→ What is expected: Copy the rows below verbatim, starting with the first one and ending with the line containing "menu-tools[interactable]: ツール(T) <box>517", including that line.

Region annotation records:
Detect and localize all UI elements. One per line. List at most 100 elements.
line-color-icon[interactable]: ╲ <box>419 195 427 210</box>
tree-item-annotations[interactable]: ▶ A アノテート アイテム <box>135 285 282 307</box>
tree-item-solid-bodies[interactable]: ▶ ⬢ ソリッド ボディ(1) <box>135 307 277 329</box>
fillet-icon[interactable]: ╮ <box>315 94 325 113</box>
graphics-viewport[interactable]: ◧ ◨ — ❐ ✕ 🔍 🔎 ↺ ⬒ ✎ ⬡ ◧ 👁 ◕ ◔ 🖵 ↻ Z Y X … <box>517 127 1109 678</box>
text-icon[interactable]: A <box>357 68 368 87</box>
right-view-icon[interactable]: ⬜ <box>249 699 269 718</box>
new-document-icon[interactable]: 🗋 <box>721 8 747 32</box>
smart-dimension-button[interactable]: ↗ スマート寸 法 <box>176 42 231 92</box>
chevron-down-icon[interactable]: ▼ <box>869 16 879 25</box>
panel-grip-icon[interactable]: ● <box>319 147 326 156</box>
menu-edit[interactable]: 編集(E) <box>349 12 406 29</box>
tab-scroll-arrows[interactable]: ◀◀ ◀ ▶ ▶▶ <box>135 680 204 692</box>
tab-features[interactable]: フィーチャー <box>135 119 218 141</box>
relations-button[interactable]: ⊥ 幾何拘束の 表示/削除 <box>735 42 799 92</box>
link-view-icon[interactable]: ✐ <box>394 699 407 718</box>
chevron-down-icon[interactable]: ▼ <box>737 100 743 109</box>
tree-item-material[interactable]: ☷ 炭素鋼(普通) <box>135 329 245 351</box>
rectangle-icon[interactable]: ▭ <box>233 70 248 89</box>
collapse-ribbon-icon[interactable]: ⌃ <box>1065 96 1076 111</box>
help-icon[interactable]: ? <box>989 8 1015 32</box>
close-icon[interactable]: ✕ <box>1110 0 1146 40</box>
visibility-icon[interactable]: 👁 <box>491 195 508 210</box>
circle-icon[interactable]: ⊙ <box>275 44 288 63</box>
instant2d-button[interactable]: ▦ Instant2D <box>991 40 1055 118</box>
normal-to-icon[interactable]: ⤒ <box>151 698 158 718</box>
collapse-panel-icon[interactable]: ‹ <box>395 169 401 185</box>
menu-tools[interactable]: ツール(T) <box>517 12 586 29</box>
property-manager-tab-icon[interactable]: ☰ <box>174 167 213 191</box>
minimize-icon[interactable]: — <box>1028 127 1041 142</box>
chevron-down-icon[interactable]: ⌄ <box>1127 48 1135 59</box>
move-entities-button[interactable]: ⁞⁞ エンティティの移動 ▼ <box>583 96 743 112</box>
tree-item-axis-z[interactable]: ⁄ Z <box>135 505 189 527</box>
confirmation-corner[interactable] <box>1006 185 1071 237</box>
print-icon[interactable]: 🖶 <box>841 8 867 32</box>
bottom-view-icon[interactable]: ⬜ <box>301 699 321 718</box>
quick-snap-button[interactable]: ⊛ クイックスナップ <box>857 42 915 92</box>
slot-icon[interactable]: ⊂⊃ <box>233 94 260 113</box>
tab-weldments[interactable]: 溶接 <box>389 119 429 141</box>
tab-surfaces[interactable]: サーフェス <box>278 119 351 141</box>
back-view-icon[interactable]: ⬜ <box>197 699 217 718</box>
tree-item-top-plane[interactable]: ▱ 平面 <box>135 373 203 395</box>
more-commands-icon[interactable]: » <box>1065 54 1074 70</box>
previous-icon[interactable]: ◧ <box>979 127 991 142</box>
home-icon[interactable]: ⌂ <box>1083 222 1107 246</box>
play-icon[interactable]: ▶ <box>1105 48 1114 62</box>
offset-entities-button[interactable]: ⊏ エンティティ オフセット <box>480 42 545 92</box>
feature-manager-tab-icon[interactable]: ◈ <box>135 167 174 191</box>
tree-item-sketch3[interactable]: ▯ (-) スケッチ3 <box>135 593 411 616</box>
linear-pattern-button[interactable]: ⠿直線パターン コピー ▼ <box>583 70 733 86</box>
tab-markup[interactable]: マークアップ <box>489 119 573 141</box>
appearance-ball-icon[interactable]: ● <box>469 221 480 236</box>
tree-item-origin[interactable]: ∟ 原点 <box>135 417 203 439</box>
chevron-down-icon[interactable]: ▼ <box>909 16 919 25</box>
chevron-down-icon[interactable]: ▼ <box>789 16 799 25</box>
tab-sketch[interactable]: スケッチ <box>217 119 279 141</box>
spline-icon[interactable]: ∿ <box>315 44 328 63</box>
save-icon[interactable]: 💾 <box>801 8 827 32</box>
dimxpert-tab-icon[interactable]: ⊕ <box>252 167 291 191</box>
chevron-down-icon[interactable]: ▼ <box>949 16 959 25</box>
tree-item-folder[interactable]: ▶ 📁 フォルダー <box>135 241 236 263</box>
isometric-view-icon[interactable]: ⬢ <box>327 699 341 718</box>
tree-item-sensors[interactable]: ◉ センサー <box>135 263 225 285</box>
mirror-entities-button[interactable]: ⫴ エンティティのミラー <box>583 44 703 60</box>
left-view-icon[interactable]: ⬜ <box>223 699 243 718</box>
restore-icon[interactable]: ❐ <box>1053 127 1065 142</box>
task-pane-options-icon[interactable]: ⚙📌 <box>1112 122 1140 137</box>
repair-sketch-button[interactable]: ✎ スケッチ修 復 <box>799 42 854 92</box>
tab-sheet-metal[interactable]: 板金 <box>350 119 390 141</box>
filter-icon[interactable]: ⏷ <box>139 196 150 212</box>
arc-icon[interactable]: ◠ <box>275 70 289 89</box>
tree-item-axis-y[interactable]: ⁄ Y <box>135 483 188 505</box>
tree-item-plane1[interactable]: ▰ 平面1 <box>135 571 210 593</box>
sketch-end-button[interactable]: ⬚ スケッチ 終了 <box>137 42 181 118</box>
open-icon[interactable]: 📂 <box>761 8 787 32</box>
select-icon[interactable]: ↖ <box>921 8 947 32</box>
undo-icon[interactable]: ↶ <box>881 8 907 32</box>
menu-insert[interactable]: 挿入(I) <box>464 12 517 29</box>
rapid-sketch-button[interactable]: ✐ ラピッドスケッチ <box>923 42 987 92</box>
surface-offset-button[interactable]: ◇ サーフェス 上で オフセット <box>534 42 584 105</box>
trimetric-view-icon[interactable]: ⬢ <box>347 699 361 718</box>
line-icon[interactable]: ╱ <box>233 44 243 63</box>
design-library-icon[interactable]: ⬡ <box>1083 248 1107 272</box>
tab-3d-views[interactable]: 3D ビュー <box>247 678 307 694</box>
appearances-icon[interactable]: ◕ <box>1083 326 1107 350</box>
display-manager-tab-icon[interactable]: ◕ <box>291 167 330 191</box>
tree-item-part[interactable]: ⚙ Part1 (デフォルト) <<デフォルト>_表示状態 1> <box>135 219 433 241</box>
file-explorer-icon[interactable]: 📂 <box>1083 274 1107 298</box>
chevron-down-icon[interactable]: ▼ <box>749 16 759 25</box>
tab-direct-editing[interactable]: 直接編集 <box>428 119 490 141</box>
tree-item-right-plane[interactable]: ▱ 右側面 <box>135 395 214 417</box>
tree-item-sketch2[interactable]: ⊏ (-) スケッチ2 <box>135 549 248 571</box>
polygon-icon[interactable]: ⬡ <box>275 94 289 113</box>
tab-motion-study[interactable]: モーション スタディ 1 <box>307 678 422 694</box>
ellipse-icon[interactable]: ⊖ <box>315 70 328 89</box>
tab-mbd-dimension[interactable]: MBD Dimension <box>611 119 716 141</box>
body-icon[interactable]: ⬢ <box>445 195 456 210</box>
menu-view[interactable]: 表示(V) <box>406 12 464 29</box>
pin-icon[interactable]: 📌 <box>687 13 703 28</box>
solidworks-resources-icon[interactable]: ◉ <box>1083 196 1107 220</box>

→ Answer to the task:
Detect and localize all UI elements. One per line. List at most 100 elements.
line-color-icon[interactable]: ╲ <box>419 195 427 210</box>
tree-item-annotations[interactable]: ▶ A アノテート アイテム <box>135 285 282 307</box>
tree-item-solid-bodies[interactable]: ▶ ⬢ ソリッド ボディ(1) <box>135 307 277 329</box>
fillet-icon[interactable]: ╮ <box>315 94 325 113</box>
graphics-viewport[interactable]: ◧ ◨ — ❐ ✕ 🔍 🔎 ↺ ⬒ ✎ ⬡ ◧ 👁 ◕ ◔ 🖵 ↻ Z Y X … <box>517 127 1109 678</box>
text-icon[interactable]: A <box>357 68 368 87</box>
right-view-icon[interactable]: ⬜ <box>249 699 269 718</box>
new-document-icon[interactable]: 🗋 <box>721 8 747 32</box>
smart-dimension-button[interactable]: ↗ スマート寸 法 <box>176 42 231 92</box>
chevron-down-icon[interactable]: ▼ <box>869 16 879 25</box>
panel-grip-icon[interactable]: ● <box>319 147 326 156</box>
menu-edit[interactable]: 編集(E) <box>349 12 406 29</box>
tab-scroll-arrows[interactable]: ◀◀ ◀ ▶ ▶▶ <box>135 680 204 692</box>
tab-features[interactable]: フィーチャー <box>135 119 218 141</box>
relations-button[interactable]: ⊥ 幾何拘束の 表示/削除 <box>735 42 799 92</box>
link-view-icon[interactable]: ✐ <box>394 699 407 718</box>
chevron-down-icon[interactable]: ▼ <box>737 100 743 109</box>
tree-item-material[interactable]: ☷ 炭素鋼(普通) <box>135 329 245 351</box>
rectangle-icon[interactable]: ▭ <box>233 70 248 89</box>
collapse-ribbon-icon[interactable]: ⌃ <box>1065 96 1076 111</box>
help-icon[interactable]: ? <box>989 8 1015 32</box>
close-icon[interactable]: ✕ <box>1110 0 1146 40</box>
visibility-icon[interactable]: 👁 <box>491 195 508 210</box>
circle-icon[interactable]: ⊙ <box>275 44 288 63</box>
instant2d-button[interactable]: ▦ Instant2D <box>991 40 1055 118</box>
normal-to-icon[interactable]: ⤒ <box>151 698 158 718</box>
collapse-panel-icon[interactable]: ‹ <box>395 169 401 185</box>
menu-tools[interactable]: ツール(T) <box>517 12 586 29</box>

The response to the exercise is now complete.